Goal >>
Whenever a line below holds the word "REALTOR", copy that line.

Dataset entries on figures >>
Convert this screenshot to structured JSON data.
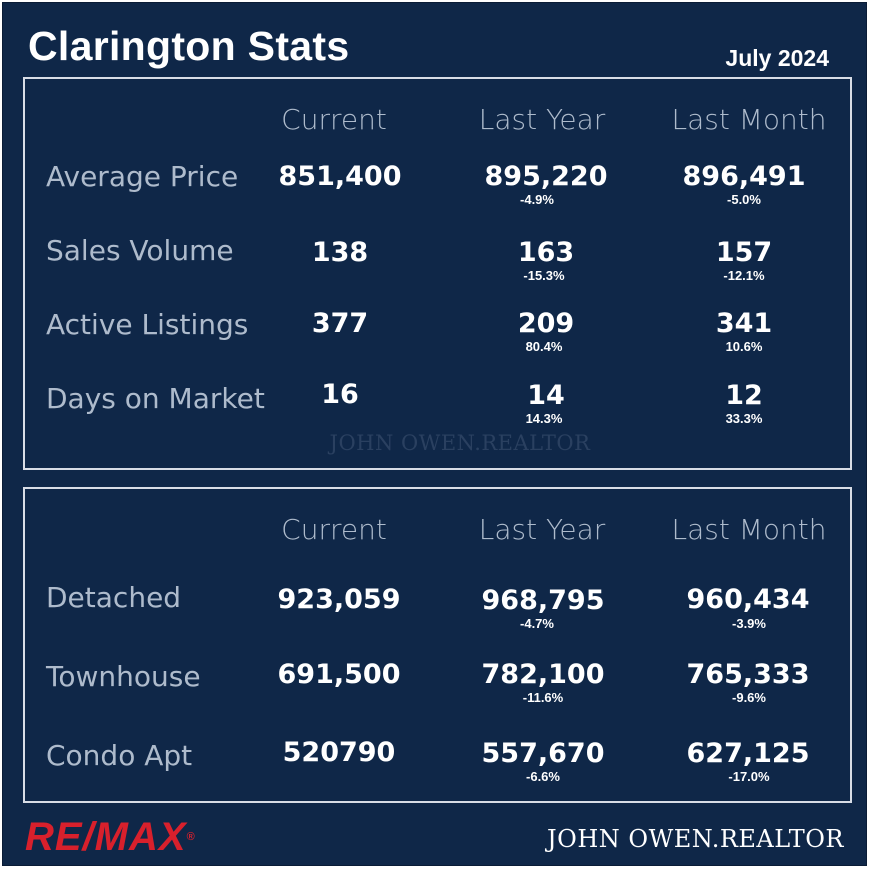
{
  "header": {
    "title": "Clarington Stats",
    "date": "July 2024"
  },
  "columns": [
    "Current",
    "Last Year",
    "Last Month"
  ],
  "summary": {
    "rows": [
      {
        "label": "Average Price",
        "current": "851,400",
        "last_year": "895,220",
        "last_year_change": "-4.9%",
        "last_month": "896,491",
        "last_month_change": "-5.0%"
      },
      {
        "label": "Sales Volume",
        "current": "138",
        "last_year": "163",
        "last_year_change": "-15.3%",
        "last_month": "157",
        "last_month_change": "-12.1%"
      },
      {
        "label": "Active Listings",
        "current": "377",
        "last_year": "209",
        "last_year_change": "80.4%",
        "last_month": "341",
        "last_month_change": "10.6%"
      },
      {
        "label": "Days on Market",
        "current": "16",
        "last_year": "14",
        "last_year_change": "14.3%",
        "last_month": "12",
        "last_month_change": "33.3%"
      }
    ],
    "watermark": "JOHN OWEN.REALTOR"
  },
  "by_type": {
    "rows": [
      {
        "label": "Detached",
        "current": "923,059",
        "last_year": "968,795",
        "last_year_change": "-4.7%",
        "last_month": "960,434",
        "last_month_change": "-3.9%"
      },
      {
        "label": "Townhouse",
        "current": "691,500",
        "last_year": "782,100",
        "last_year_change": "-11.6%",
        "last_month": "765,333",
        "last_month_change": "-9.6%"
      },
      {
        "label": "Condo Apt",
        "current": "520790",
        "last_year": "557,670",
        "last_year_change": "-6.6%",
        "last_month": "627,125",
        "last_month_change": "-17.0%"
      }
    ]
  },
  "footer": {
    "brand_logo": "RE/MAX",
    "signature": "JOHN OWEN.REALTOR"
  },
  "colors": {
    "background": "#0f2748",
    "label": "#aebbcc",
    "value": "#ffffff",
    "brand_red": "#d8202c"
  }
}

Answer for this exercise >>
    "watermark": "JOHN OWEN.REALTOR"
    "signature": "JOHN OWEN.REALTOR"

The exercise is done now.